Task instructions ▸
Locate each line with the string "SETE" in the listing below and copy it.

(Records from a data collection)
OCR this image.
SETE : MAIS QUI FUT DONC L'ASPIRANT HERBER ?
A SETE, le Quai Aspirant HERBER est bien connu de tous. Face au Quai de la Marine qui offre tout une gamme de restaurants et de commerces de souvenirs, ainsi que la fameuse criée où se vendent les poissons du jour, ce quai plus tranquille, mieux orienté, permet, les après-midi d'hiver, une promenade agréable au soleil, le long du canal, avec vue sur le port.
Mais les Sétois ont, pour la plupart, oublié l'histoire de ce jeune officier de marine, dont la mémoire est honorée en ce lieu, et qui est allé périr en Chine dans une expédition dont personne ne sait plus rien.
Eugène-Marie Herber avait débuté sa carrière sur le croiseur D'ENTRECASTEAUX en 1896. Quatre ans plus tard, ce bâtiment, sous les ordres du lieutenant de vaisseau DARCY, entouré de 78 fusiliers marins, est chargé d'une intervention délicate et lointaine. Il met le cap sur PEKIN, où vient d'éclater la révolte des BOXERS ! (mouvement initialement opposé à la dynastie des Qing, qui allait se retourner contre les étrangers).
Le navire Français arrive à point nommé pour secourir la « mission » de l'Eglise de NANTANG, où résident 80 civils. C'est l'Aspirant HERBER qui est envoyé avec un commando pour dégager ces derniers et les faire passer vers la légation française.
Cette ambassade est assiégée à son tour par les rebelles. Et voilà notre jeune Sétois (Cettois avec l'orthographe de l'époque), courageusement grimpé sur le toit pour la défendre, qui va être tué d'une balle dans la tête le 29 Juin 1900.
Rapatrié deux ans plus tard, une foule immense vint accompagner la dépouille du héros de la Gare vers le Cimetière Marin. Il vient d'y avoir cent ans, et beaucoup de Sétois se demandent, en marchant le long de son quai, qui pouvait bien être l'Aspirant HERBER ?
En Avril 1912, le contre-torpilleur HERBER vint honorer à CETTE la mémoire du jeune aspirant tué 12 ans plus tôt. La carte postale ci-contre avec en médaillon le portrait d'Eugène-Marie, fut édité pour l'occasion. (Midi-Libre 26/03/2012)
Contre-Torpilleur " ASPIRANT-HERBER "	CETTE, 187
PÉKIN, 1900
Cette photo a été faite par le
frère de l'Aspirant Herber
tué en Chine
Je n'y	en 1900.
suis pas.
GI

Full response ▸
SETE : MAIS QUI FUT DONC L'ASPIRANT HERBER ?
A SETE, le Quai Aspirant HERBER est bien connu de tous. Face au Quai de la Marine qui offre tout une gamme de restaurants et de commerces de souvenirs, ainsi que la fameuse criée où se vendent les poissons du jour, ce quai plus tranquille, mieux orienté, permet, les après-midi d'hiver, une promenade agréable au soleil, le long du canal, avec vue sur le port.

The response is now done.